Aim :: Wherever the word "FEMALE" appears in the entries, copy the whole line.
----
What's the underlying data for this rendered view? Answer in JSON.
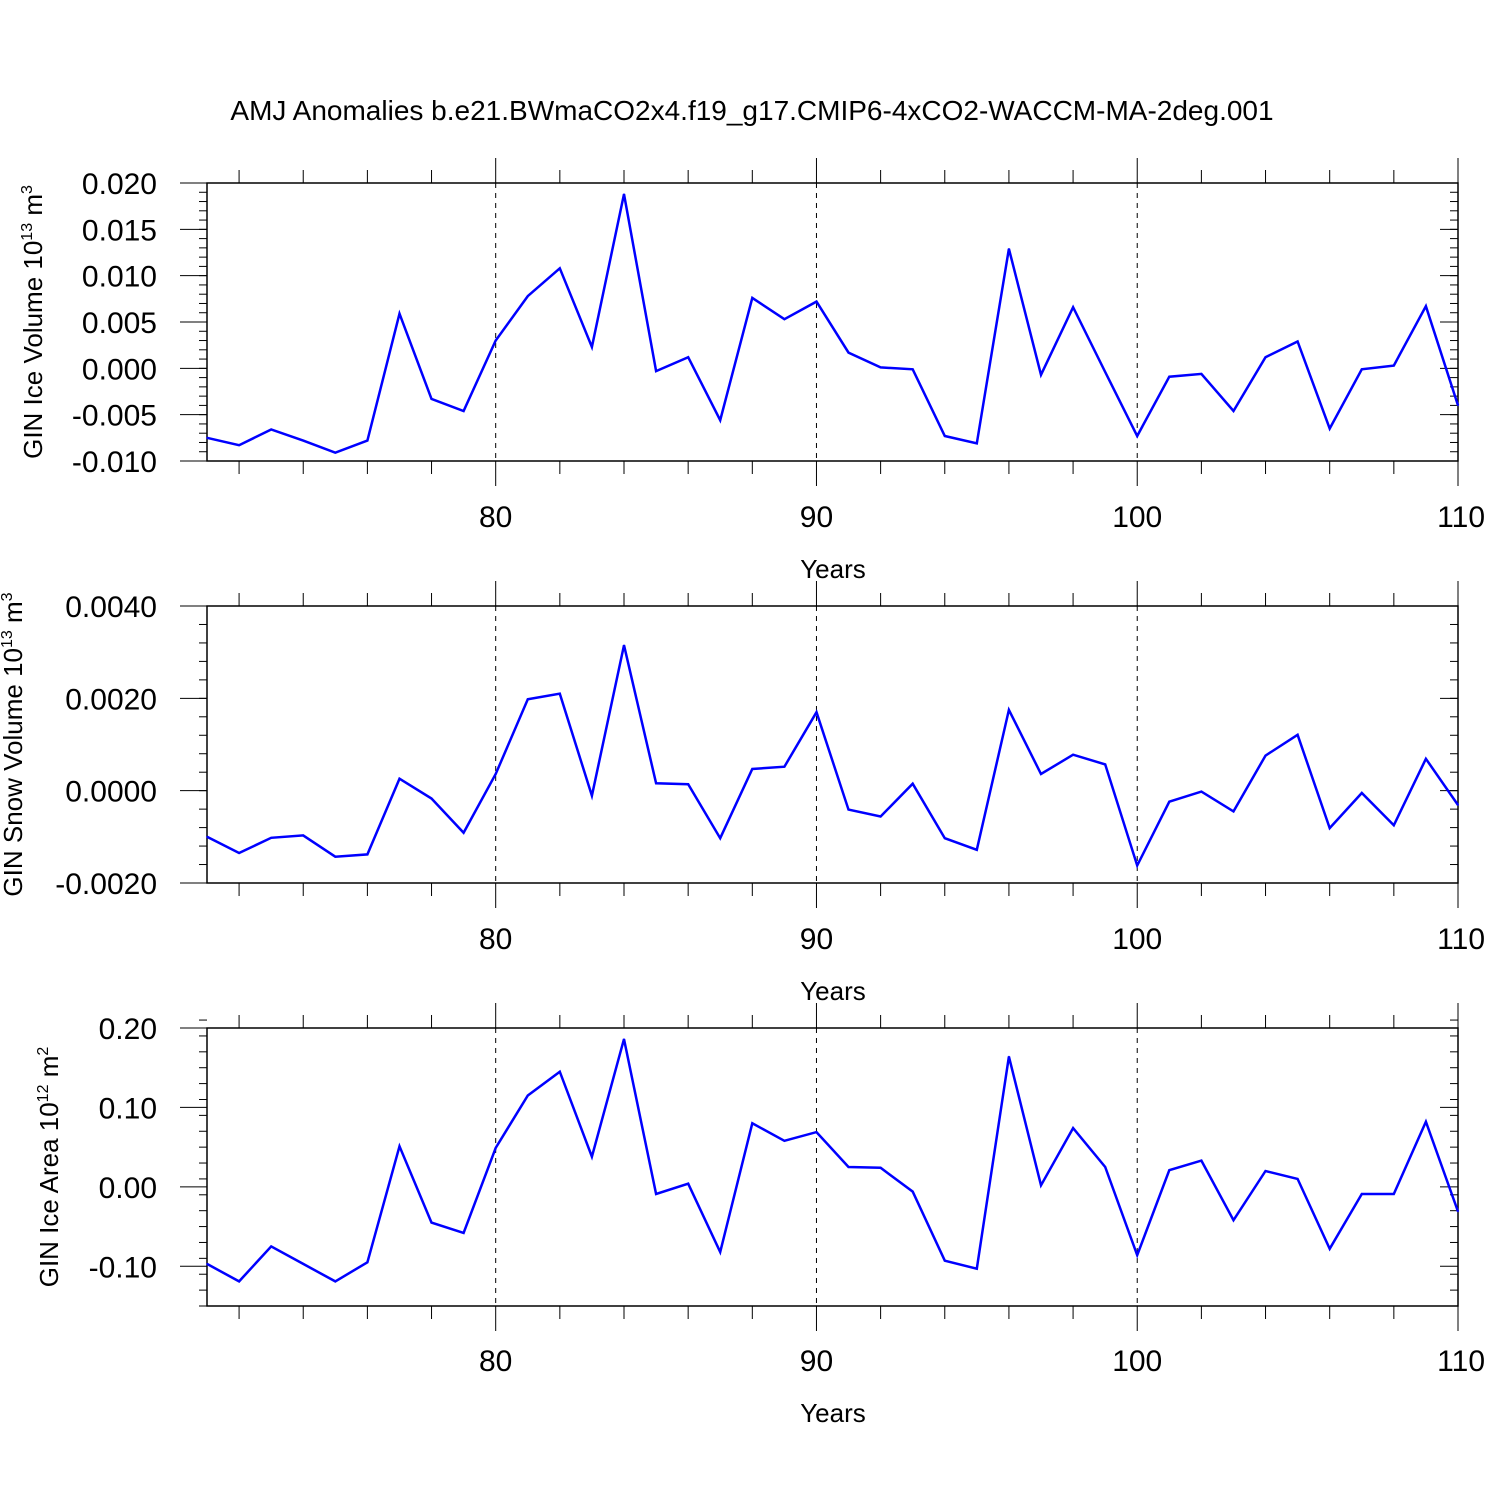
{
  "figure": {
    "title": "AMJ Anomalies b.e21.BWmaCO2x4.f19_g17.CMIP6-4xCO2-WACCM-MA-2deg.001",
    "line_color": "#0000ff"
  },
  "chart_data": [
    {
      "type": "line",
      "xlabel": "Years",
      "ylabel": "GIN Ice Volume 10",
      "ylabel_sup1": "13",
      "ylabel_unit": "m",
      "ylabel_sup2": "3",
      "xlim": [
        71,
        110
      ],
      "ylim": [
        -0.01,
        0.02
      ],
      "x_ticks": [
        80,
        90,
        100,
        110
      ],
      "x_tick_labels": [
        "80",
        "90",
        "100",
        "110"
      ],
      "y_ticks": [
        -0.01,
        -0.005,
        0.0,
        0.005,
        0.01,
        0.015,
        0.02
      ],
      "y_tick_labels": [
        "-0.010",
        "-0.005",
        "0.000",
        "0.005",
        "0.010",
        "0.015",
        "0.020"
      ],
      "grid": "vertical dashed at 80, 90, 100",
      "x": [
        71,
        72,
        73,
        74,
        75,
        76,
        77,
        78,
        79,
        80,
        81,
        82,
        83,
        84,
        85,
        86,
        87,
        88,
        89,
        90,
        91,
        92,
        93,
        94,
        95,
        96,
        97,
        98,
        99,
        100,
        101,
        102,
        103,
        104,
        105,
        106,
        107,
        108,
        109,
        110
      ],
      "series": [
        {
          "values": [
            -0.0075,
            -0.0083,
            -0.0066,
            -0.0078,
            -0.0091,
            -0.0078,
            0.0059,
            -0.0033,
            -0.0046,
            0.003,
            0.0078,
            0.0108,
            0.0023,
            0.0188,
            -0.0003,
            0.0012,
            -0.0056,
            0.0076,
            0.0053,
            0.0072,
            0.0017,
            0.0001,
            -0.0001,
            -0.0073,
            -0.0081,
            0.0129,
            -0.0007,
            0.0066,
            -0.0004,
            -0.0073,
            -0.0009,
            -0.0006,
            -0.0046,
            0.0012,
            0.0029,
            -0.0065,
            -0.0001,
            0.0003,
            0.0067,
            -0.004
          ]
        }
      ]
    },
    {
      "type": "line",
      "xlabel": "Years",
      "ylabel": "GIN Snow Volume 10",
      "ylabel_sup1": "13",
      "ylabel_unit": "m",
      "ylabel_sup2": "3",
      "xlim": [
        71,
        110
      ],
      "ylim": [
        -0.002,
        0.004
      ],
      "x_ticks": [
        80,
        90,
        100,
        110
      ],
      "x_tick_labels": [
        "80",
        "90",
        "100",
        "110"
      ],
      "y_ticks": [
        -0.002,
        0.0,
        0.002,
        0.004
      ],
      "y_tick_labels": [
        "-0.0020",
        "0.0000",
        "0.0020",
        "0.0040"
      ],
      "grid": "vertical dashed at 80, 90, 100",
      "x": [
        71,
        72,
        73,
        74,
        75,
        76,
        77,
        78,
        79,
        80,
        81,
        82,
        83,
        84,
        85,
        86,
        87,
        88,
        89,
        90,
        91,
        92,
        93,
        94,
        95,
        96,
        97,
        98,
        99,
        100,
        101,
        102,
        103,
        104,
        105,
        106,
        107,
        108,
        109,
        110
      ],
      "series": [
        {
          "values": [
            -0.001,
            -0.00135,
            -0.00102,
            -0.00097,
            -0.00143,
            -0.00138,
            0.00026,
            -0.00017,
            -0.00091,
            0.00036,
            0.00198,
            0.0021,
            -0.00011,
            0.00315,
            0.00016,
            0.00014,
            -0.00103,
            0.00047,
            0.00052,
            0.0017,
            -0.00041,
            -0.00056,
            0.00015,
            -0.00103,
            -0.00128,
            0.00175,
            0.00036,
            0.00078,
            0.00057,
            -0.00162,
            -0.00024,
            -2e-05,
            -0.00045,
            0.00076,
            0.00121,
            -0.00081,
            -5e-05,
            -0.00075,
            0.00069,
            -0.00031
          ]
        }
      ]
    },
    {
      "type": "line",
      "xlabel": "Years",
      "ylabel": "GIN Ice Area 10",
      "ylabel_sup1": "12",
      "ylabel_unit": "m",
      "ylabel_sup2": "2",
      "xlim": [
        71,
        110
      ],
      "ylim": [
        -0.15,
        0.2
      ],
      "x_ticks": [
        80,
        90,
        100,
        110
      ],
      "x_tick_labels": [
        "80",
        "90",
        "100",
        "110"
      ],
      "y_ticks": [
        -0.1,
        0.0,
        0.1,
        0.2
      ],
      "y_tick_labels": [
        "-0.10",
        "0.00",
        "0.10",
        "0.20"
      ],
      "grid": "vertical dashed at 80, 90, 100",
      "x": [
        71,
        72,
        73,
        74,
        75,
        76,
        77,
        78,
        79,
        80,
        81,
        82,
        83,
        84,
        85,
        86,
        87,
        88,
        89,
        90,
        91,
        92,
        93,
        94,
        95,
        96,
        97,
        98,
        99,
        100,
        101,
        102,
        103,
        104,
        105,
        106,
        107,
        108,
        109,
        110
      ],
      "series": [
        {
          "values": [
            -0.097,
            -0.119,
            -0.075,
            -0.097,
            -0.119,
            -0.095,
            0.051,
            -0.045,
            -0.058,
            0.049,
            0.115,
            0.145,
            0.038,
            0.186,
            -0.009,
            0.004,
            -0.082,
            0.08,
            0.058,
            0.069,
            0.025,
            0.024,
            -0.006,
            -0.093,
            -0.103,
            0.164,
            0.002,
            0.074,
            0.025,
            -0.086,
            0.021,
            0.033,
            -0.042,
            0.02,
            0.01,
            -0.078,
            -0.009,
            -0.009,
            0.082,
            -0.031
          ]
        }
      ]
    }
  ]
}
----
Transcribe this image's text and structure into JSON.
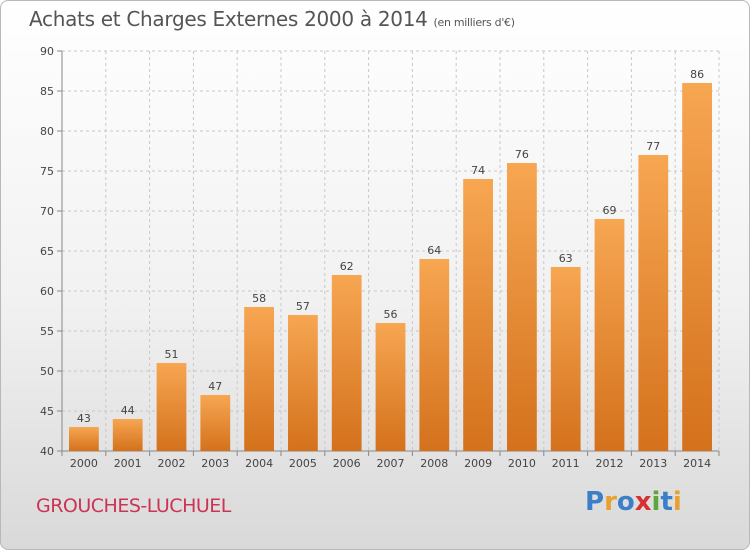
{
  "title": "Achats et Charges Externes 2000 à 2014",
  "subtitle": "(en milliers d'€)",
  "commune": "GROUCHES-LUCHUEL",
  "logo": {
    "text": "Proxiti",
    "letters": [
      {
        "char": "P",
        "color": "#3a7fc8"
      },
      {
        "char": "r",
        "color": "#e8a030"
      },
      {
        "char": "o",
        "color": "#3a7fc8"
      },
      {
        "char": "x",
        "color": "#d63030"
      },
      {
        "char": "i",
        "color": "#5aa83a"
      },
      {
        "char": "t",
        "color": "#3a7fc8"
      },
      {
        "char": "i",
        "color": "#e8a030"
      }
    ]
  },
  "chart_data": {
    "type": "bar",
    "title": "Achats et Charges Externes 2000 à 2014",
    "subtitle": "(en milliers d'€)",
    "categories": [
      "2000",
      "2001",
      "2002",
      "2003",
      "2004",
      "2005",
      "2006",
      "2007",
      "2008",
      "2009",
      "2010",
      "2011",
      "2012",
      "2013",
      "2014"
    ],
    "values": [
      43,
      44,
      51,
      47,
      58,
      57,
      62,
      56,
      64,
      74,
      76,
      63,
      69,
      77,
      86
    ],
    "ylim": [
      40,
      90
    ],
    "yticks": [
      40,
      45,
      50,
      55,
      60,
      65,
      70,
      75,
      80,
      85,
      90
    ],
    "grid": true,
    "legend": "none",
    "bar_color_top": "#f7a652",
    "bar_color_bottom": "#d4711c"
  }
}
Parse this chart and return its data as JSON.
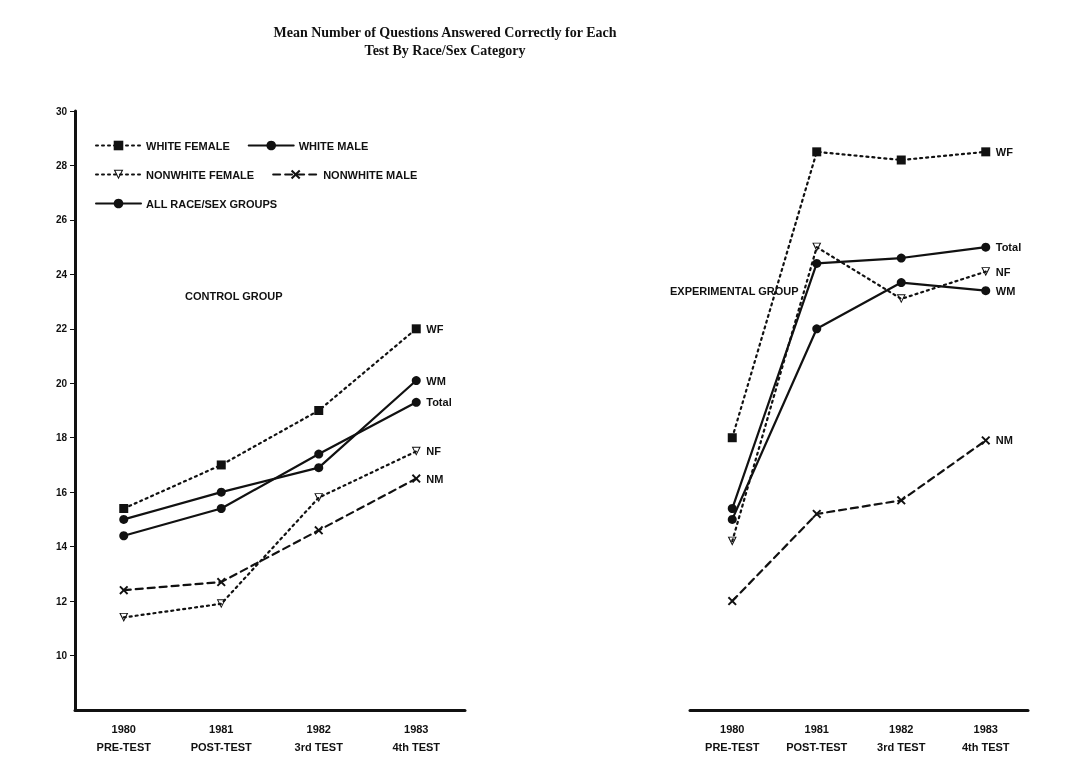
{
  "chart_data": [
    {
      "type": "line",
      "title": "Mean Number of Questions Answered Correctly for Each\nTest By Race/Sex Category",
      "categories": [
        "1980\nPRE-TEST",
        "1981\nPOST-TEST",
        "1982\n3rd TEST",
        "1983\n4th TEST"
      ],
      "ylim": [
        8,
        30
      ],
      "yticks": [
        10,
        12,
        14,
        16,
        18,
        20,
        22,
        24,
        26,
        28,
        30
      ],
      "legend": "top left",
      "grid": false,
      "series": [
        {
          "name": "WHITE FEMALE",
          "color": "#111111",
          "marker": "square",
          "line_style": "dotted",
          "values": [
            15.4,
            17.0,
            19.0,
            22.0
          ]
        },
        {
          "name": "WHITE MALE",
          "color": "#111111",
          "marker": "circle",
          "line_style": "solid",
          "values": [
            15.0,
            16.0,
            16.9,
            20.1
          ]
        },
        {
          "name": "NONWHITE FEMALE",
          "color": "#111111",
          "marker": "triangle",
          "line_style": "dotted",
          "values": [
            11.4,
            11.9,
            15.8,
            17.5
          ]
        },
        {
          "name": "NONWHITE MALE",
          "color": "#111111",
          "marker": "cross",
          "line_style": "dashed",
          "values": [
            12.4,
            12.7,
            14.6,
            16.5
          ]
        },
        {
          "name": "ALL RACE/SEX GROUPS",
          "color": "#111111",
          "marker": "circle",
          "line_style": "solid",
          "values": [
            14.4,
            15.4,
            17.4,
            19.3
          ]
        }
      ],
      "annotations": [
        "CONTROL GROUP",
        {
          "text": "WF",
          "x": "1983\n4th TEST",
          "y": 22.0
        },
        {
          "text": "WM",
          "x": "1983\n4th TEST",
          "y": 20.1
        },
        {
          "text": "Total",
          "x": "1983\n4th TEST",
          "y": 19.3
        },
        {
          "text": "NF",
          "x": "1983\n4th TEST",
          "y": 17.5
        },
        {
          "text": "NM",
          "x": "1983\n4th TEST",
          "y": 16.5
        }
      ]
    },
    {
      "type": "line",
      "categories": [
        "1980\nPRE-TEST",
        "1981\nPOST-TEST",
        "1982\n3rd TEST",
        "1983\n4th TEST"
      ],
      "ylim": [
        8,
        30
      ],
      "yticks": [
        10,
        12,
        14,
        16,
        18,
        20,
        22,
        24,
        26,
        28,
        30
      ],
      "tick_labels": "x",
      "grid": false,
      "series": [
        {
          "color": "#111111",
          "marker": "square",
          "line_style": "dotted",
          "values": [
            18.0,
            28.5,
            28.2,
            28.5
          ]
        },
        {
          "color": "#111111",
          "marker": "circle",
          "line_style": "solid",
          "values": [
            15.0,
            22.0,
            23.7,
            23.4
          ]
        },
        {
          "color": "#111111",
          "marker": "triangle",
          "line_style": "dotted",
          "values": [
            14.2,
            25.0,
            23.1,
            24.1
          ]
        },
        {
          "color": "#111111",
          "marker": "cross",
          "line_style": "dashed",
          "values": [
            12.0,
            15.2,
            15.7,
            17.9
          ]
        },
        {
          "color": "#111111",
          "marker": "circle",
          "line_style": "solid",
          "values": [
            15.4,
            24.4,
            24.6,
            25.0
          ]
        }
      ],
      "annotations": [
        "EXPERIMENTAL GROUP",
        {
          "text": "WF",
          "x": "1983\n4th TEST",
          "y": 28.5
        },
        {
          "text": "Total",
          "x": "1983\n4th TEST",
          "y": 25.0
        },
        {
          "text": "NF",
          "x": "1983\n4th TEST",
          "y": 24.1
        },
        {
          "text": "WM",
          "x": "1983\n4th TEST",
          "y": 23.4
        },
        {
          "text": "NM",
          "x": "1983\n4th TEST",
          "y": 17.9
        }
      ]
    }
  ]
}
----
In response ::
          "name": "WHITE FEMALE",
          "name": "NONWHITE FEMALE",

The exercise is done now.